Exactly as written, please set down all of the entries again, with no pictures.

----------

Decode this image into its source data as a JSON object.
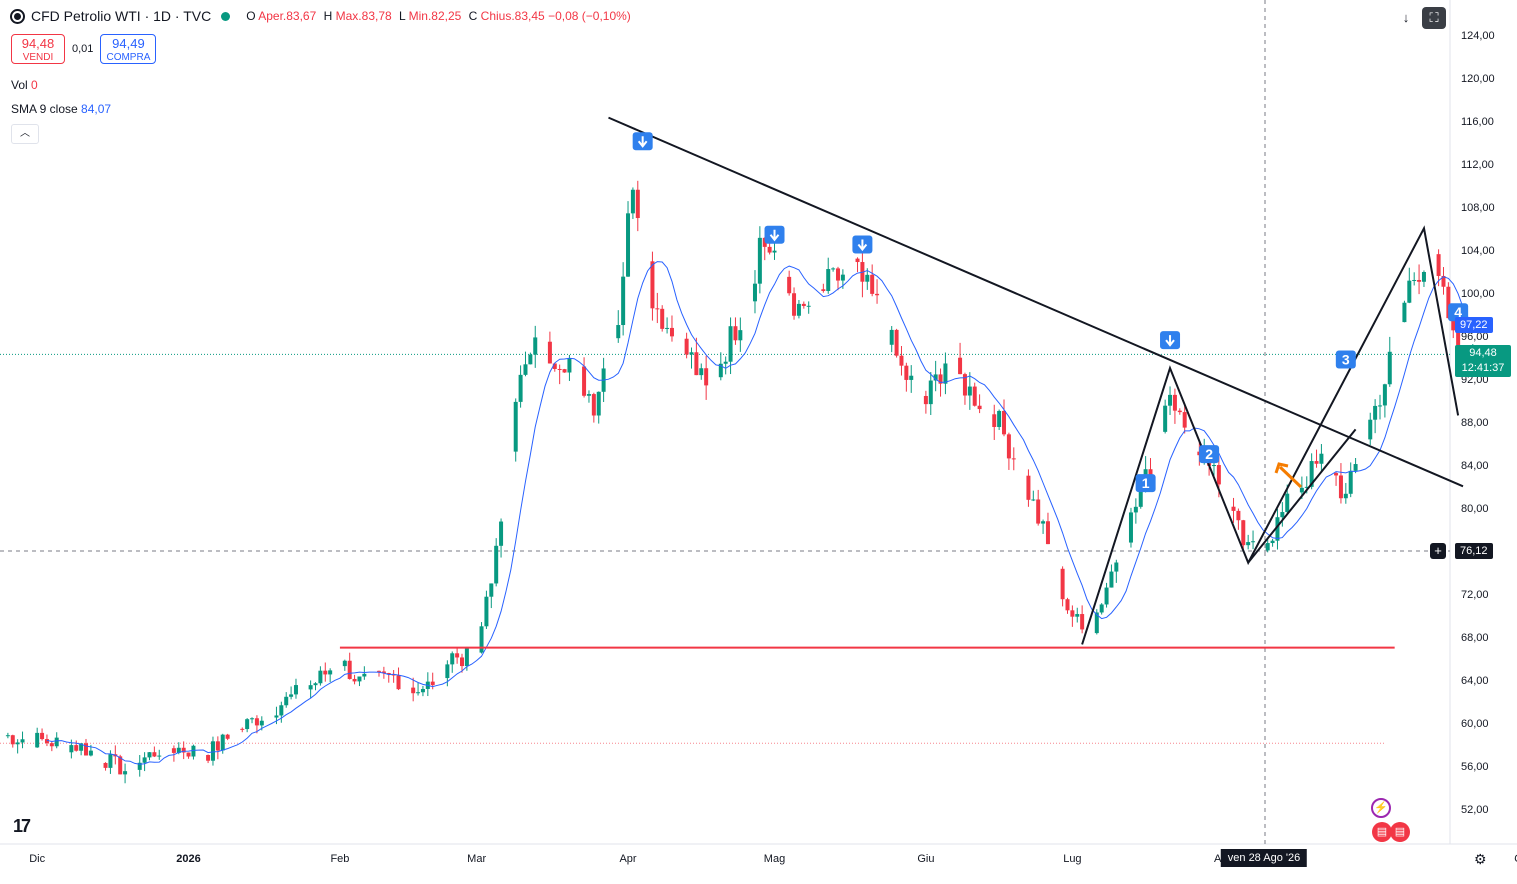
{
  "header": {
    "title": "CFD Petrolio WTI · 1D · TVC",
    "ohlc": [
      {
        "k": "O",
        "v": "Aper.83,67"
      },
      {
        "k": "H",
        "v": "Max.83,78"
      },
      {
        "k": "L",
        "v": "Min.82,25"
      },
      {
        "k": "C",
        "v": "Chius.83,45"
      },
      {
        "k": "",
        "v": "−0,08 (−0,10%)"
      }
    ]
  },
  "trade": {
    "sell_price": "94,48",
    "sell_label": "VENDI",
    "spread": "0,01",
    "buy_price": "94,49",
    "buy_label": "COMPRA"
  },
  "indicators": {
    "vol_label": "Vol",
    "vol_value": "0",
    "sma_label": "SMA 9 close",
    "sma_value": "84,07"
  },
  "price_axis": {
    "ticks": [
      "124,00",
      "120,00",
      "116,00",
      "112,00",
      "108,00",
      "104,00",
      "100,00",
      "96,00",
      "92,00",
      "88,00",
      "84,00",
      "80,00",
      "76,00",
      "72,00",
      "68,00",
      "64,00",
      "60,00",
      "56,00",
      "52,00"
    ],
    "sma_tag": "97,22",
    "last_price": "94,48",
    "countdown": "12:41:37",
    "crosshair_price": "76,12"
  },
  "time_axis": {
    "labels": [
      "Dic",
      "2026",
      "Feb",
      "Mar",
      "Apr",
      "Mag",
      "Giu",
      "Lug",
      "Ago",
      "Ott"
    ],
    "crosshair_date": "ven 28 Ago '26"
  },
  "wave_labels": [
    "1",
    "2",
    "3",
    "4"
  ],
  "colors": {
    "up": "#089981",
    "down": "#F23645",
    "sma": "#2962FF",
    "trend": "#131722",
    "support": "#F23645",
    "arrow": "#F57C00",
    "marker": "#2F80ED"
  },
  "chart_data": {
    "type": "candlestick",
    "symbol": "CFD Petrolio WTI",
    "interval": "1D",
    "ylim": [
      50,
      126
    ],
    "y_scale": "linear",
    "grid": false,
    "last_close": 94.48,
    "support_level": 67.2,
    "trendline": {
      "from": [
        "Mar 28",
        116.5
      ],
      "to": [
        "Sep 19",
        82.2
      ]
    },
    "sma9_last": 97.22,
    "anchors": [
      [
        "Nov 24",
        59.0
      ],
      [
        "Dec 1",
        58.6
      ],
      [
        "Dec 10",
        58.0
      ],
      [
        "Dec 19",
        55.8
      ],
      [
        "Dec 27",
        58.0
      ],
      [
        "Jan 5",
        57.4
      ],
      [
        "Jan 12",
        59.8
      ],
      [
        "Jan 20",
        62.0
      ],
      [
        "Jan 27",
        64.0
      ],
      [
        "Feb 1",
        66.0
      ],
      [
        "Feb 5",
        64.0
      ],
      [
        "Feb 12",
        64.5
      ],
      [
        "Feb 18",
        63.0
      ],
      [
        "Feb 24",
        66.5
      ],
      [
        "Mar 1",
        66.0
      ],
      [
        "Mar 3",
        72.0
      ],
      [
        "Mar 6",
        78.0
      ],
      [
        "Mar 9",
        91.0
      ],
      [
        "Mar 13",
        95.0
      ],
      [
        "Mar 20",
        94.0
      ],
      [
        "Mar 25",
        90.0
      ],
      [
        "Mar 30",
        98.0
      ],
      [
        "Apr 2",
        111.0
      ],
      [
        "Apr 6",
        100.0
      ],
      [
        "Apr 9",
        97.0
      ],
      [
        "Apr 14",
        94.0
      ],
      [
        "Apr 17",
        91.0
      ],
      [
        "Apr 22",
        96.0
      ],
      [
        "Apr 26",
        100.0
      ],
      [
        "Apr 28",
        105.0
      ],
      [
        "May 1",
        104.0
      ],
      [
        "May 6",
        98.0
      ],
      [
        "May 12",
        101.0
      ],
      [
        "May 17",
        102.5
      ],
      [
        "May 22",
        99.0
      ],
      [
        "May 27",
        93.0
      ],
      [
        "Jun 1",
        90.0
      ],
      [
        "Jun 5",
        94.0
      ],
      [
        "Jun 10",
        91.0
      ],
      [
        "Jun 15",
        89.0
      ],
      [
        "Jun 20",
        84.0
      ],
      [
        "Jun 25",
        78.0
      ],
      [
        "Jun 30",
        71.0
      ],
      [
        "Jul 4",
        68.0
      ],
      [
        "Jul 8",
        73.0
      ],
      [
        "Jul 12",
        78.0
      ],
      [
        "Jul 17",
        84.0
      ],
      [
        "Jul 21",
        92.0
      ],
      [
        "Jul 25",
        85.0
      ],
      [
        "Jul 28",
        86.0
      ],
      [
        "Aug 2",
        80.0
      ],
      [
        "Aug 6",
        76.0
      ],
      [
        "Aug 11",
        78.0
      ],
      [
        "Aug 16",
        82.0
      ],
      [
        "Aug 22",
        85.0
      ],
      [
        "Aug 26",
        81.0
      ],
      [
        "Aug 30",
        87.0
      ],
      [
        "Sep 3",
        92.0
      ],
      [
        "Sep 8",
        101.0
      ],
      [
        "Sep 12",
        104.0
      ],
      [
        "Sep 16",
        98.0
      ],
      [
        "Sep 19",
        91.0
      ],
      [
        "Sep 21",
        94.48
      ]
    ]
  }
}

----------

## [Result]
Decode this image into its source data as a JSON object.
{
  "header": {
    "title": "CFD Petrolio WTI · 1D · TVC",
    "ohlc": [
      {
        "k": "O",
        "v": "Aper.83,67"
      },
      {
        "k": "H",
        "v": "Max.83,78"
      },
      {
        "k": "L",
        "v": "Min.82,25"
      },
      {
        "k": "C",
        "v": "Chius.83,45"
      },
      {
        "k": "",
        "v": "−0,08 (−0,10%)"
      }
    ]
  },
  "trade": {
    "sell_price": "94,48",
    "sell_label": "VENDI",
    "spread": "0,01",
    "buy_price": "94,49",
    "buy_label": "COMPRA"
  },
  "indicators": {
    "vol_label": "Vol",
    "vol_value": "0",
    "sma_label": "SMA 9 close",
    "sma_value": "84,07"
  },
  "price_axis": {
    "ticks": [
      "124,00",
      "120,00",
      "116,00",
      "112,00",
      "108,00",
      "104,00",
      "100,00",
      "96,00",
      "92,00",
      "88,00",
      "84,00",
      "80,00",
      "76,00",
      "72,00",
      "68,00",
      "64,00",
      "60,00",
      "56,00",
      "52,00"
    ],
    "sma_tag": "97,22",
    "last_price": "94,48",
    "countdown": "12:41:37",
    "crosshair_price": "76,12"
  },
  "time_axis": {
    "labels": [
      "Dic",
      "2026",
      "Feb",
      "Mar",
      "Apr",
      "Mag",
      "Giu",
      "Lug",
      "Ago",
      "Ott"
    ],
    "crosshair_date": "ven 28 Ago '26"
  },
  "wave_labels": [
    "1",
    "2",
    "3",
    "4"
  ],
  "colors": {
    "up": "#089981",
    "down": "#F23645",
    "sma": "#2962FF",
    "trend": "#131722",
    "support": "#F23645",
    "arrow": "#F57C00",
    "marker": "#2F80ED"
  },
  "chart_data": {
    "type": "candlestick",
    "symbol": "CFD Petrolio WTI",
    "interval": "1D",
    "ylim": [
      50,
      126
    ],
    "y_scale": "linear",
    "grid": false,
    "last_close": 94.48,
    "support_level": 67.2,
    "trendline": {
      "from": [
        "Mar 28",
        116.5
      ],
      "to": [
        "Sep 19",
        82.2
      ]
    },
    "sma9_last": 97.22,
    "anchors": [
      [
        "Nov 24",
        59.0
      ],
      [
        "Dec 1",
        58.6
      ],
      [
        "Dec 10",
        58.0
      ],
      [
        "Dec 19",
        55.8
      ],
      [
        "Dec 27",
        58.0
      ],
      [
        "Jan 5",
        57.4
      ],
      [
        "Jan 12",
        59.8
      ],
      [
        "Jan 20",
        62.0
      ],
      [
        "Jan 27",
        64.0
      ],
      [
        "Feb 1",
        66.0
      ],
      [
        "Feb 5",
        64.0
      ],
      [
        "Feb 12",
        64.5
      ],
      [
        "Feb 18",
        63.0
      ],
      [
        "Feb 24",
        66.5
      ],
      [
        "Mar 1",
        66.0
      ],
      [
        "Mar 3",
        72.0
      ],
      [
        "Mar 6",
        78.0
      ],
      [
        "Mar 9",
        91.0
      ],
      [
        "Mar 13",
        95.0
      ],
      [
        "Mar 20",
        94.0
      ],
      [
        "Mar 25",
        90.0
      ],
      [
        "Mar 30",
        98.0
      ],
      [
        "Apr 2",
        111.0
      ],
      [
        "Apr 6",
        100.0
      ],
      [
        "Apr 9",
        97.0
      ],
      [
        "Apr 14",
        94.0
      ],
      [
        "Apr 17",
        91.0
      ],
      [
        "Apr 22",
        96.0
      ],
      [
        "Apr 26",
        100.0
      ],
      [
        "Apr 28",
        105.0
      ],
      [
        "May 1",
        104.0
      ],
      [
        "May 6",
        98.0
      ],
      [
        "May 12",
        101.0
      ],
      [
        "May 17",
        102.5
      ],
      [
        "May 22",
        99.0
      ],
      [
        "May 27",
        93.0
      ],
      [
        "Jun 1",
        90.0
      ],
      [
        "Jun 5",
        94.0
      ],
      [
        "Jun 10",
        91.0
      ],
      [
        "Jun 15",
        89.0
      ],
      [
        "Jun 20",
        84.0
      ],
      [
        "Jun 25",
        78.0
      ],
      [
        "Jun 30",
        71.0
      ],
      [
        "Jul 4",
        68.0
      ],
      [
        "Jul 8",
        73.0
      ],
      [
        "Jul 12",
        78.0
      ],
      [
        "Jul 17",
        84.0
      ],
      [
        "Jul 21",
        92.0
      ],
      [
        "Jul 25",
        85.0
      ],
      [
        "Jul 28",
        86.0
      ],
      [
        "Aug 2",
        80.0
      ],
      [
        "Aug 6",
        76.0
      ],
      [
        "Aug 11",
        78.0
      ],
      [
        "Aug 16",
        82.0
      ],
      [
        "Aug 22",
        85.0
      ],
      [
        "Aug 26",
        81.0
      ],
      [
        "Aug 30",
        87.0
      ],
      [
        "Sep 3",
        92.0
      ],
      [
        "Sep 8",
        101.0
      ],
      [
        "Sep 12",
        104.0
      ],
      [
        "Sep 16",
        98.0
      ],
      [
        "Sep 19",
        91.0
      ],
      [
        "Sep 21",
        94.48
      ]
    ]
  }
}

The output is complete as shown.